-- START Listed records --

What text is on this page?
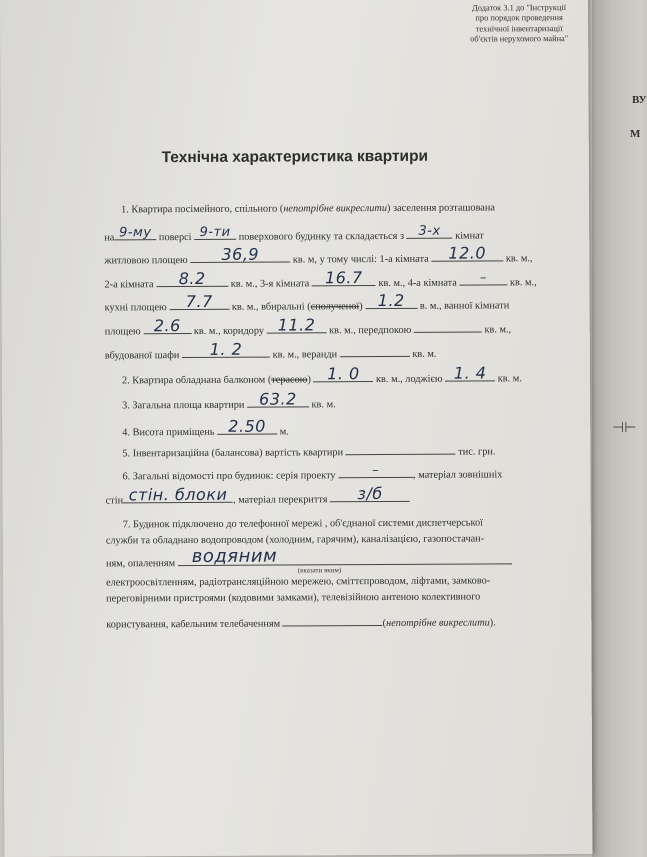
ВУ
М
⊣⊢
Додаток 3.1 до "Інструкції
про порядок проведення
технічної інвентаризації
об'єктів нерухомого майна"
Технічна характеристика квартири
1. Квартира посімейного, спільного (непотрібне викреслити) заселення розташована
на 9-му поверсі 9-ти поверхового будинку та складається з	3-х	кімнат
житловою площею	36,9	кв. м, у тому числі: 1-а кімната	12.0	кв. м.,
2-а кімната	8.2	кв. м., 3-я кімната 16.7	кв. м., 4-а кімната	–	кв. м.,
кухні площею	7.7	кв. м., вбиральні (сполученої) 1.2	в. м., ванної кімнати
площею 2.6	кв. м., коридору 11.2	кв. м., передпокою	кв. м.,
вбудованої шафи	1. 2	кв. м., веранди	кв. м.
2. Квартира обладнана балконом (терасою)	1. 0	кв. м., лоджією 1. 4	кв. м.
3. Загальна площа квартири 63.2	кв. м.
4. Висота приміщень 2.50	м.
5. Інвентаризаційна (балансова) вартість квартири	тис. грн.
6. Загальні відомості про будинок: серія проекту	–	, матеріал зовнішніх
стін стін. блоки , матеріал перекриття	з/б
7. Будинок підключено до телефонної мережі , об'єднаної системи диспетчерської
служби та обладнано водопроводом (холодним, гарячим), каналізацією, газопостачан-
ням, опаленням водяним
(вказати яким)
електроосвітленням, радіотрансляційною мережею, сміттєпроводом, ліфтами, замково-
переговірними пристроями (кодовими замками), телевізійною антеною колективного
користування, кабельним телебаченням	(непотрібне викреслити).
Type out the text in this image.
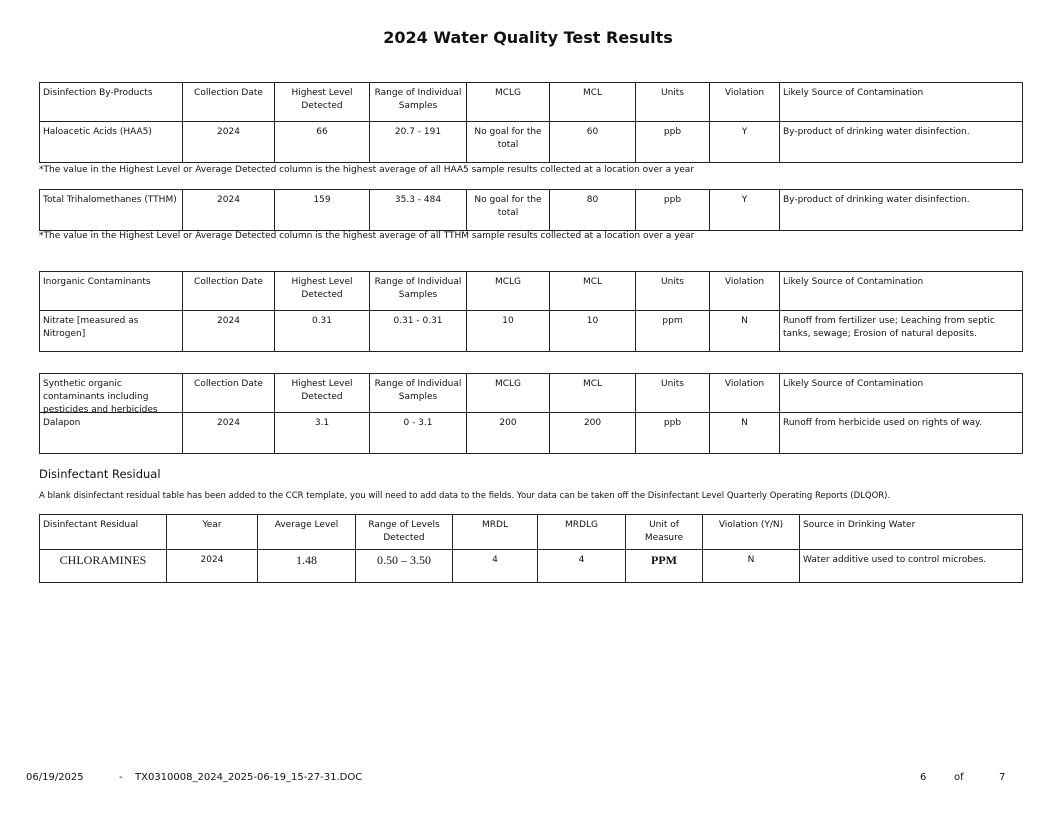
2024 Water Quality Test Results
Disinfection By-Products	Collection Date	Highest Level Detected	Range of Individual Samples	MCLG	MCL	Units	Violation	Likely Source of Contamination
Haloacetic Acids (HAA5)	2024	66	20.7 - 191	No goal for the total	60	ppb	Y	By-product of drinking water disinfection.
*The value in the Highest Level or Average Detected column is the highest average of all HAA5 sample results collected at a location over a year
Total Trihalomethanes (TTHM)	2024	159	35.3 - 484	No goal for the total	80	ppb	Y	By-product of drinking water disinfection.
*The value in the Highest Level or Average Detected column is the highest average of all TTHM sample results collected at a location over a year
Inorganic Contaminants	Collection Date	Highest Level Detected	Range of Individual Samples	MCLG	MCL	Units	Violation	Likely Source of Contamination
Nitrate [measured as Nitrogen]	2024	0.31	0.31 - 0.31	10	10	ppm	N	Runoff from fertilizer use; Leaching from septic tanks, sewage; Erosion of natural deposits.
Synthetic organic contaminants including pesticides and herbicides	Collection Date	Highest Level Detected	Range of Individual Samples	MCLG	MCL	Units	Violation	Likely Source of Contamination
Dalapon	2024	3.1	0 - 3.1	200	200	ppb	N	Runoff from herbicide used on rights of way.
Disinfectant Residual
A blank disinfectant residual table has been added to the CCR template, you will need to add data to the fields. Your data can be taken off the Disinfectant Level Quarterly Operating Reports (DLQOR).
Disinfectant Residual	Year	Average Level	Range of Levels Detected	MRDL	MRDLG	Unit of Measure	Violation (Y/N)	Source in Drinking Water
CHLORAMINES	2024	1.48	0.50 – 3.50	4	4	PPM	N	Water additive used to control microbes.
06/19/2025	- TX0310008_2024_2025-06-19_15-27-31.DOC	6	of	7
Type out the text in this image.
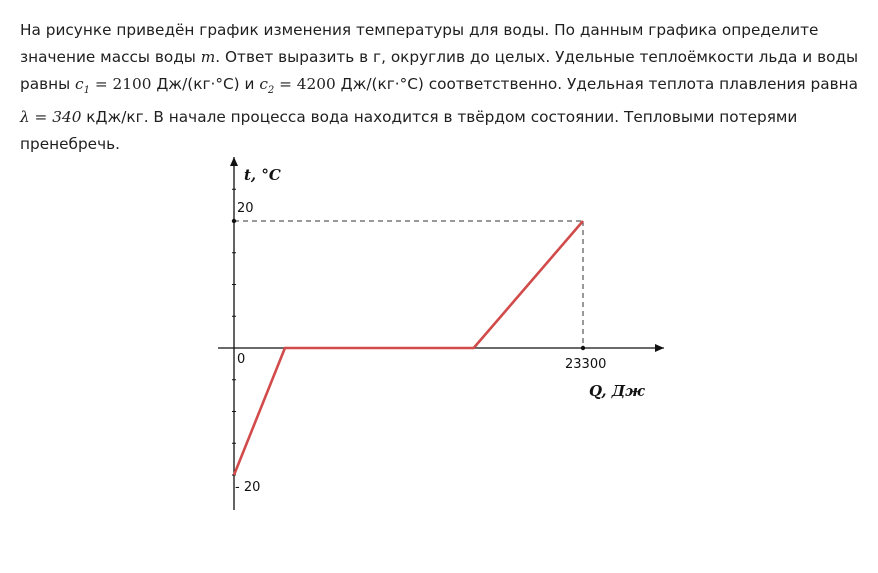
На рисунке приведён график изменения температуры для воды. По данным графика определите значение массы воды m. Ответ выразить в г, округлив до целых. Удельные теплоёмкости льда и воды равны $c_1 = 2100$ Дж/(кг·°C) и $c_2 = 4200$ Дж/(кг·°C) соответственно. Удельная теплота плавления равна λ = 340 кДж/кг. В начале процесса вода находится в твёрдом состоянии. Тепловыми потерями пренебречь.
t, °C
Q, Дж
20
0
- 20
23300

-- END Listed records --

▶ Directive:
Extract the text of all the records above verbatim, excluding pictures.

▶ Full solution:
What text is on this page?
ВУ
М
⊣⊢
Додаток 3.1 до "Інструкції
про порядок проведення
технічної інвентаризації
об'єктів нерухомого майна"
Технічна характеристика квартири
1. Квартира посімейного, спільного (непотрібне викреслити) заселення розташована
на 9-му поверсі 9-ти поверхового будинку та складається з	3-х	кімнат
житловою площею	36,9	кв. м, у тому числі: 1-а кімната	12.0	кв. м.,
2-а кімната	8.2	кв. м., 3-я кімната 16.7	кв. м., 4-а кімната	–	кв. м.,
кухні площею	7.7	кв. м., вбиральні (сполученої) 1.2	в. м., ванної кімнати
площею 2.6	кв. м., коридору 11.2	кв. м., передпокою	кв. м.,
вбудованої шафи	1. 2	кв. м., веранди	кв. м.
2. Квартира обладнана балконом (терасою)	1. 0	кв. м., лоджією 1. 4	кв. м.
3. Загальна площа квартири 63.2	кв. м.
4. Висота приміщень 2.50	м.
5. Інвентаризаційна (балансова) вартість квартири	тис. грн.
6. Загальні відомості про будинок: серія проекту	–	, матеріал зовнішніх
стін стін. блоки , матеріал перекриття	з/б
7. Будинок підключено до телефонної мережі , об'єднаної системи диспетчерської
служби та обладнано водопроводом (холодним, гарячим), каналізацією, газопостачан-
ням, опаленням водяним
(вказати яким)
електроосвітленням, радіотрансляційною мережею, сміттєпроводом, ліфтами, замково-
переговірними пристроями (кодовими замками), телевізійною антеною колективного
користування, кабельним телебаченням	(непотрібне викреслити).
Type out the text in this image.
2024 Water Quality Test Results
Disinfection By-Products	Collection Date	Highest Level Detected	Range of Individual Samples	MCLG	MCL	Units	Violation	Likely Source of Contamination
Haloacetic Acids (HAA5)	2024	66	20.7 - 191	No goal for the total	60	ppb	Y	By-product of drinking water disinfection.
*The value in the Highest Level or Average Detected column is the highest average of all HAA5 sample results collected at a location over a year
Total Trihalomethanes (TTHM)	2024	159	35.3 - 484	No goal for the total	80	ppb	Y	By-product of drinking water disinfection.
*The value in the Highest Level or Average Detected column is the highest average of all TTHM sample results collected at a location over a year
Inorganic Contaminants	Collection Date	Highest Level Detected	Range of Individual Samples	MCLG	MCL	Units	Violation	Likely Source of Contamination
Nitrate [measured as Nitrogen]	2024	0.31	0.31 - 0.31	10	10	ppm	N	Runoff from fertilizer use; Leaching from septic tanks, sewage; Erosion of natural deposits.
Synthetic organic contaminants including pesticides and herbicides	Collection Date	Highest Level Detected	Range of Individual Samples	MCLG	MCL	Units	Violation	Likely Source of Contamination
Dalapon	2024	3.1	0 - 3.1	200	200	ppb	N	Runoff from herbicide used on rights of way.
Disinfectant Residual
A blank disinfectant residual table has been added to the CCR template, you will need to add data to the fields. Your data can be taken off the Disinfectant Level Quarterly Operating Reports (DLQOR).
Disinfectant Residual	Year	Average Level	Range of Levels Detected	MRDL	MRDLG	Unit of Measure	Violation (Y/N)	Source in Drinking Water
CHLORAMINES	2024	1.48	0.50 – 3.50	4	4	PPM	N	Water additive used to control microbes.
06/19/2025	- TX0310008_2024_2025-06-19_15-27-31.DOC	6	of	7
Type out the text in this image.
На рисунке приведён график изменения температуры для воды. По данным графика определите значение массы воды m. Ответ выразить в г, округлив до целых. Удельные теплоёмкости льда и воды равны $c_1 = 2100$ Дж/(кг·°C) и $c_2 = 4200$ Дж/(кг·°C) соответственно. Удельная теплота плавления равна λ = 340 кДж/кг. В начале процесса вода находится в твёрдом состоянии. Тепловыми потерями пренебречь.
t, °C
Q, Дж
20
0
- 20
23300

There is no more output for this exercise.